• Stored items
• • •

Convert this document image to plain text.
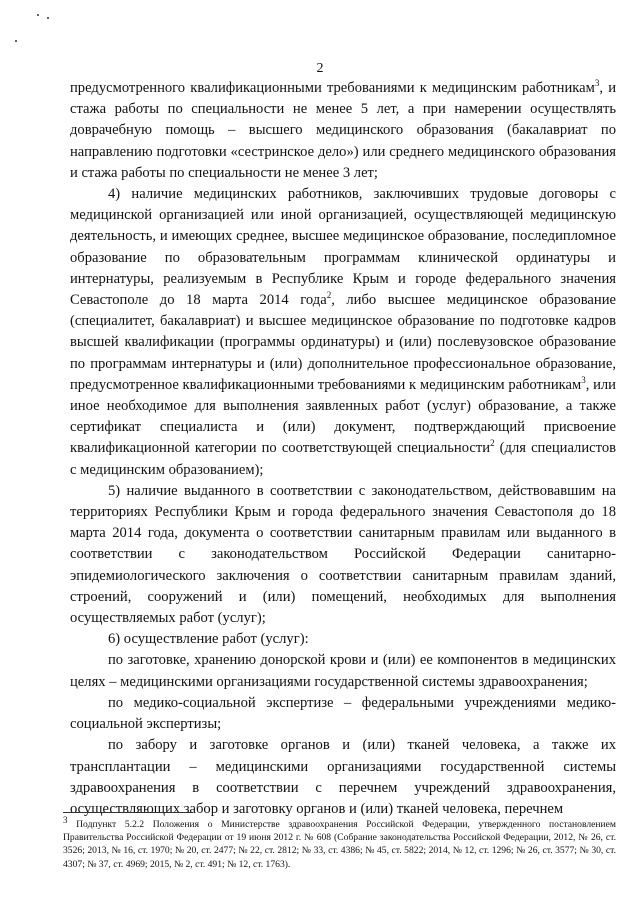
2

предусмотренного квалификационными требованиями к медицинским работникам$^3$, и стажа работы по специальности не менее 5 лет, а при намерении осуществлять доврачебную помощь – высшего медицинского образования (бакалавриат по направлению подготовки «сестринское дело») или среднего медицинского образования и стажа работы по специальности не менее 3 лет;

4) наличие медицинских работников, заключивших трудовые договоры с медицинской организацией или иной организацией, осуществляющей медицинскую деятельность, и имеющих среднее, высшее медицинское образование, последипломное образование по образовательным программам клинической ординатуры и интернатуры, реализуемым в Республике Крым и городе федерального значения Севастополе до 18 марта 2014 года$^2$, либо высшее медицинское образование (специалитет, бакалавриат) и высшее медицинское образование по подготовке кадров высшей квалификации (программы ординатуры) и (или) послевузовское образование по программам интернатуры и (или) дополнительное профессиональное образование, предусмотренное квалификационными требованиями к медицинским работникам$^3$, или иное необходимое для выполнения заявленных работ (услуг) образование, а также сертификат специалиста и (или) документ, подтверждающий присвоение квалификационной категории по соответствующей специальности$^2$ (для специалистов с медицинским образованием);

5) наличие выданного в соответствии с законодательством, действовавшим на территориях Республики Крым и города федерального значения Севастополя до 18 марта 2014 года, документа о соответствии санитарным правилам или выданного в соответствии с законодательством Российской Федерации санитарно-эпидемиологического заключения о соответствии санитарным правилам зданий, строений, сооружений и (или) помещений, необходимых для выполнения осуществляемых работ (услуг);

6) осуществление работ (услуг):

по заготовке, хранению донорской крови и (или) ее компонентов в медицинских целях – медицинскими организациями государственной системы здравоохранения;

по медико-социальной экспертизе – федеральными учреждениями медико-социальной экспертизы;

по забору и заготовке органов и (или) тканей человека, а также их трансплантации – медицинскими организациями государственной системы здравоохранения в соответствии с перечнем учреждений здравоохранения, осуществляющих забор и заготовку органов и (или) тканей человека, перечнем

$^3$ Подпункт 5.2.2 Положения о Министерстве здравоохранения Российской Федерации, утвержденного постановлением Правительства Российской Федерации от 19 июня 2012 г. № 608 (Собрание законодательства Российской Федерации, 2012, № 26, ст. 3526; 2013, № 16, ст. 1970; № 20, ст. 2477; № 22, ст. 2812; № 33, ст. 4386; № 45, ст. 5822; 2014, № 12, ст. 1296; № 26, ст. 3577; № 30, ст. 4307; № 37, ст. 4969; 2015, № 2, ст. 491; № 12, ст. 1763).
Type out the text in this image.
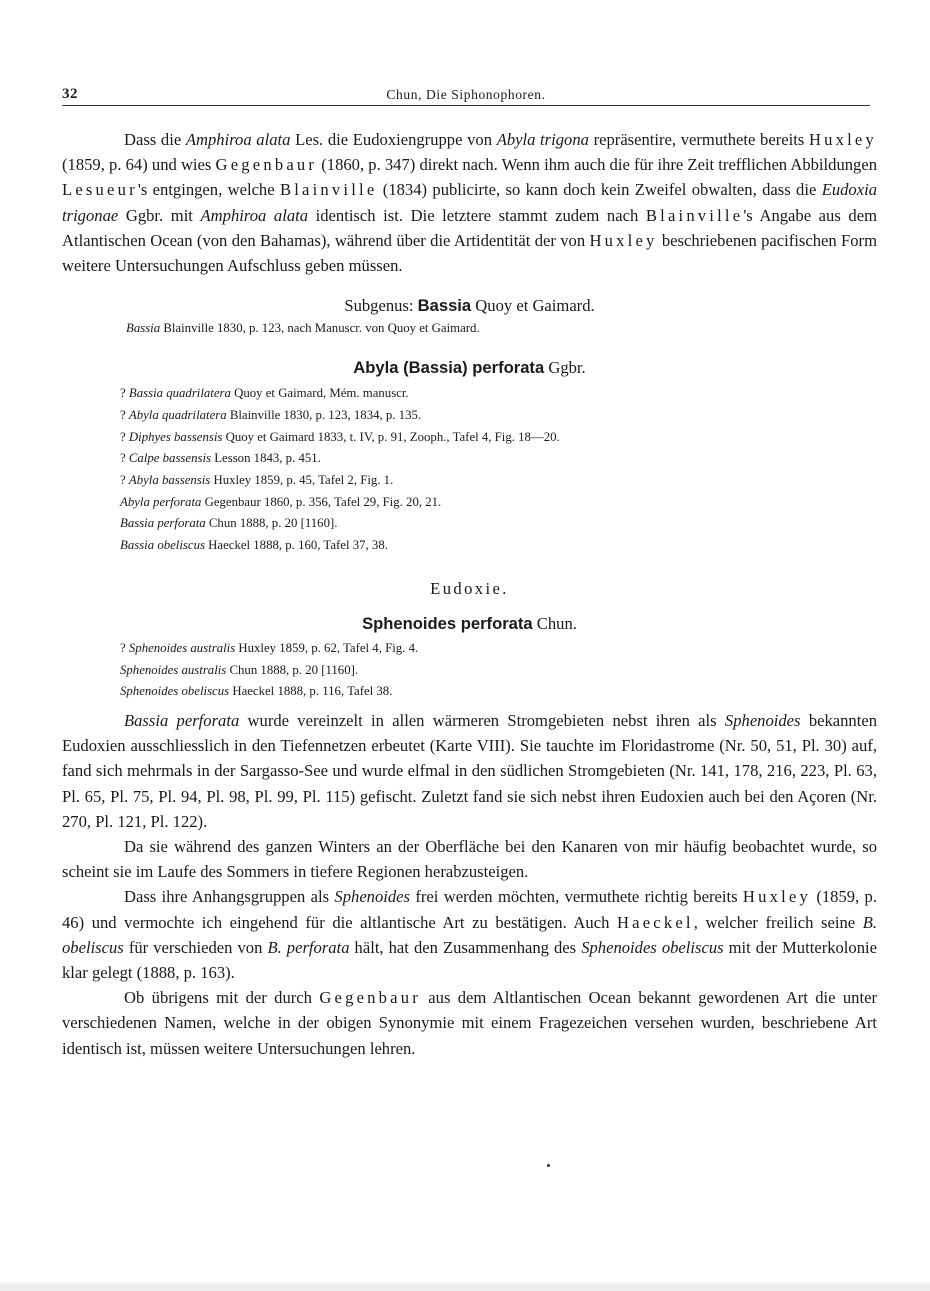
32	Chun, Die Siphonophoren.

Dass die Amphiroa alata Les. die Eudoxiengruppe von Abyla trigona repräsentire, vermuthete bereits Huxley (1859, p. 64) und wies Gegenbaur (1860, p. 347) direkt nach. Wenn ihm auch die für ihre Zeit trefflichen Abbildungen Lesueur's entgingen, welche Blainville (1834) publicirte, so kann doch kein Zweifel obwalten, dass die Eudoxia trigonae Ggbr. mit Amphiroa alata identisch ist. Die letztere stammt zudem nach Blainville's Angabe aus dem Atlantischen Ocean (von den Bahamas), während über die Artidentität der von Huxley beschriebenen pacifischen Form weitere Untersuchungen Aufschluss geben müssen.

Subgenus: Bassia Quoy et Gaimard.
Bassia Blainville 1830, p. 123, nach Manuscr. von Quoy et Gaimard.
Abyla (Bassia) perforata Ggbr.
? Bassia quadrilatera Quoy et Gaimard, Mém. manuscr.
? Abyla quadrilatera Blainville 1830, p. 123, 1834, p. 135.
? Diphyes bassensis Quoy et Gaimard 1833, t. IV, p. 91, Zooph., Tafel 4, Fig. 18—20.
? Calpe bassensis Lesson 1843, p. 451.
? Abyla bassensis Huxley 1859, p. 45, Tafel 2, Fig. 1.
Abyla perforata Gegenbaur 1860, p. 356, Tafel 29, Fig. 20, 21.
Bassia perforata Chun 1888, p. 20 [1160].
Bassia obeliscus Haeckel 1888, p. 160, Tafel 37, 38.
Eudoxie.
Sphenoides perforata Chun.
? Sphenoides australis Huxley 1859, p. 62, Tafel 4, Fig. 4.
Sphenoides australis Chun 1888, p. 20 [1160].
Sphenoides obeliscus Haeckel 1888, p. 116, Tafel 38.

Bassia perforata wurde vereinzelt in allen wärmeren Stromgebieten nebst ihren als Sphenoides bekannten Eudoxien ausschliesslich in den Tiefennetzen erbeutet (Karte VIII). Sie tauchte im Floridastrome (Nr. 50, 51, Pl. 30) auf, fand sich mehrmals in der Sargasso-See und wurde elfmal in den südlichen Stromgebieten (Nr. 141, 178, 216, 223, Pl. 63, Pl. 65, Pl. 75, Pl. 94, Pl. 98, Pl. 99, Pl. 115) gefischt. Zuletzt fand sie sich nebst ihren Eudoxien auch bei den Açoren (Nr. 270, Pl. 121, Pl. 122).

Da sie während des ganzen Winters an der Oberfläche bei den Kanaren von mir häufig beobachtet wurde, so scheint sie im Laufe des Sommers in tiefere Regionen herabzusteigen.

Dass ihre Anhangsgruppen als Sphenoides frei werden möchten, vermuthete richtig bereits Huxley (1859, p. 46) und vermochte ich eingehend für die altlantische Art zu bestätigen. Auch Haeckel, welcher freilich seine B. obeliscus für verschieden von B. perforata hält, hat den Zusammenhang des Sphenoides obeliscus mit der Mutterkolonie klar gelegt (1888, p. 163).

Ob übrigens mit der durch Gegenbaur aus dem Altlantischen Ocean bekannt gewordenen Art die unter verschiedenen Namen, welche in der obigen Synonymie mit einem Fragezeichen versehen wurden, beschriebene Art identisch ist, müssen weitere Untersuchungen lehren.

• • •

• TASK TO CARRY OUT
In your copy, repeat each record exactly and include no pictures.

• RESPONSE FOR THIS EXERCISE
Convert this document image to plain text.
2

предусмотренного квалификационными требованиями к медицинским работникам$^3$, и стажа работы по специальности не менее 5 лет, а при намерении осуществлять доврачебную помощь – высшего медицинского образования (бакалавриат по направлению подготовки «сестринское дело») или среднего медицинского образования и стажа работы по специальности не менее 3 лет;

4) наличие медицинских работников, заключивших трудовые договоры с медицинской организацией или иной организацией, осуществляющей медицинскую деятельность, и имеющих среднее, высшее медицинское образование, последипломное образование по образовательным программам клинической ординатуры и интернатуры, реализуемым в Республике Крым и городе федерального значения Севастополе до 18 марта 2014 года$^2$, либо высшее медицинское образование (специалитет, бакалавриат) и высшее медицинское образование по подготовке кадров высшей квалификации (программы ординатуры) и (или) послевузовское образование по программам интернатуры и (или) дополнительное профессиональное образование, предусмотренное квалификационными требованиями к медицинским работникам$^3$, или иное необходимое для выполнения заявленных работ (услуг) образование, а также сертификат специалиста и (или) документ, подтверждающий присвоение квалификационной категории по соответствующей специальности$^2$ (для специалистов с медицинским образованием);

5) наличие выданного в соответствии с законодательством, действовавшим на территориях Республики Крым и города федерального значения Севастополя до 18 марта 2014 года, документа о соответствии санитарным правилам или выданного в соответствии с законодательством Российской Федерации санитарно-эпидемиологического заключения о соответствии санитарным правилам зданий, строений, сооружений и (или) помещений, необходимых для выполнения осуществляемых работ (услуг);

6) осуществление работ (услуг):

по заготовке, хранению донорской крови и (или) ее компонентов в медицинских целях – медицинскими организациями государственной системы здравоохранения;

по медико-социальной экспертизе – федеральными учреждениями медико-социальной экспертизы;

по забору и заготовке органов и (или) тканей человека, а также их трансплантации – медицинскими организациями государственной системы здравоохранения в соответствии с перечнем учреждений здравоохранения, осуществляющих забор и заготовку органов и (или) тканей человека, перечнем

$^3$ Подпункт 5.2.2 Положения о Министерстве здравоохранения Российской Федерации, утвержденного постановлением Правительства Российской Федерации от 19 июня 2012 г. № 608 (Собрание законодательства Российской Федерации, 2012, № 26, ст. 3526; 2013, № 16, ст. 1970; № 20, ст. 2477; № 22, ст. 2812; № 33, ст. 4386; № 45, ст. 5822; 2014, № 12, ст. 1296; № 26, ст. 3577; № 30, ст. 4307; № 37, ст. 4969; 2015, № 2, ст. 491; № 12, ст. 1763).
Type out the text in this image.
32	Chun, Die Siphonophoren.

Dass die Amphiroa alata Les. die Eudoxiengruppe von Abyla trigona repräsentire, vermuthete bereits Huxley (1859, p. 64) und wies Gegenbaur (1860, p. 347) direkt nach. Wenn ihm auch die für ihre Zeit trefflichen Abbildungen Lesueur's entgingen, welche Blainville (1834) publicirte, so kann doch kein Zweifel obwalten, dass die Eudoxia trigonae Ggbr. mit Amphiroa alata identisch ist. Die letztere stammt zudem nach Blainville's Angabe aus dem Atlantischen Ocean (von den Bahamas), während über die Artidentität der von Huxley beschriebenen pacifischen Form weitere Untersuchungen Aufschluss geben müssen.

Subgenus: Bassia Quoy et Gaimard.
Bassia Blainville 1830, p. 123, nach Manuscr. von Quoy et Gaimard.
Abyla (Bassia) perforata Ggbr.
? Bassia quadrilatera Quoy et Gaimard, Mém. manuscr.
? Abyla quadrilatera Blainville 1830, p. 123, 1834, p. 135.
? Diphyes bassensis Quoy et Gaimard 1833, t. IV, p. 91, Zooph., Tafel 4, Fig. 18—20.
? Calpe bassensis Lesson 1843, p. 451.
? Abyla bassensis Huxley 1859, p. 45, Tafel 2, Fig. 1.
Abyla perforata Gegenbaur 1860, p. 356, Tafel 29, Fig. 20, 21.
Bassia perforata Chun 1888, p. 20 [1160].
Bassia obeliscus Haeckel 1888, p. 160, Tafel 37, 38.
Eudoxie.
Sphenoides perforata Chun.
? Sphenoides australis Huxley 1859, p. 62, Tafel 4, Fig. 4.
Sphenoides australis Chun 1888, p. 20 [1160].
Sphenoides obeliscus Haeckel 1888, p. 116, Tafel 38.

Bassia perforata wurde vereinzelt in allen wärmeren Stromgebieten nebst ihren als Sphenoides bekannten Eudoxien ausschliesslich in den Tiefennetzen erbeutet (Karte VIII). Sie tauchte im Floridastrome (Nr. 50, 51, Pl. 30) auf, fand sich mehrmals in der Sargasso-See und wurde elfmal in den südlichen Stromgebieten (Nr. 141, 178, 216, 223, Pl. 63, Pl. 65, Pl. 75, Pl. 94, Pl. 98, Pl. 99, Pl. 115) gefischt. Zuletzt fand sie sich nebst ihren Eudoxien auch bei den Açoren (Nr. 270, Pl. 121, Pl. 122).

Da sie während des ganzen Winters an der Oberfläche bei den Kanaren von mir häufig beobachtet wurde, so scheint sie im Laufe des Sommers in tiefere Regionen herabzusteigen.

Dass ihre Anhangsgruppen als Sphenoides frei werden möchten, vermuthete richtig bereits Huxley (1859, p. 46) und vermochte ich eingehend für die altlantische Art zu bestätigen. Auch Haeckel, welcher freilich seine B. obeliscus für verschieden von B. perforata hält, hat den Zusammenhang des Sphenoides obeliscus mit der Mutterkolonie klar gelegt (1888, p. 163).

Ob übrigens mit der durch Gegenbaur aus dem Altlantischen Ocean bekannt gewordenen Art die unter verschiedenen Namen, welche in der obigen Synonymie mit einem Fragezeichen versehen wurden, beschriebene Art identisch ist, müssen weitere Untersuchungen lehren.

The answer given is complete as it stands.